* START RECORDS PROVIDED *

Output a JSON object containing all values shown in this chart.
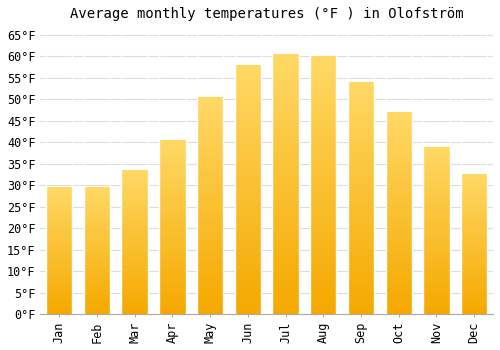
{
  "title": "Average monthly temperatures (°F ) in Olofström",
  "months": [
    "Jan",
    "Feb",
    "Mar",
    "Apr",
    "May",
    "Jun",
    "Jul",
    "Aug",
    "Sep",
    "Oct",
    "Nov",
    "Dec"
  ],
  "values": [
    29.5,
    29.5,
    33.5,
    40.5,
    50.5,
    58.0,
    60.5,
    60.0,
    54.0,
    47.0,
    39.0,
    32.5
  ],
  "bar_color_bottom": "#F5A800",
  "bar_color_top": "#FFD966",
  "bar_edge_color": "#E8E8E8",
  "background_color": "#FFFFFF",
  "grid_color": "#DDDDDD",
  "ylim": [
    0,
    67
  ],
  "yticks": [
    0,
    5,
    10,
    15,
    20,
    25,
    30,
    35,
    40,
    45,
    50,
    55,
    60,
    65
  ],
  "title_fontsize": 10,
  "tick_fontsize": 8.5,
  "font_family": "monospace"
}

* END RECORDS PROVIDED *

• _EXERCISE BRIEF_
Write out all the entries exactly, except for the pictures.

• _THE OUTPUT_
Output a JSON object containing all values shown in this chart.
{
  "title": "Average monthly temperatures (°F ) in Olofström",
  "months": [
    "Jan",
    "Feb",
    "Mar",
    "Apr",
    "May",
    "Jun",
    "Jul",
    "Aug",
    "Sep",
    "Oct",
    "Nov",
    "Dec"
  ],
  "values": [
    29.5,
    29.5,
    33.5,
    40.5,
    50.5,
    58.0,
    60.5,
    60.0,
    54.0,
    47.0,
    39.0,
    32.5
  ],
  "bar_color_bottom": "#F5A800",
  "bar_color_top": "#FFD966",
  "bar_edge_color": "#E8E8E8",
  "background_color": "#FFFFFF",
  "grid_color": "#DDDDDD",
  "ylim": [
    0,
    67
  ],
  "yticks": [
    0,
    5,
    10,
    15,
    20,
    25,
    30,
    35,
    40,
    45,
    50,
    55,
    60,
    65
  ],
  "title_fontsize": 10,
  "tick_fontsize": 8.5,
  "font_family": "monospace"
}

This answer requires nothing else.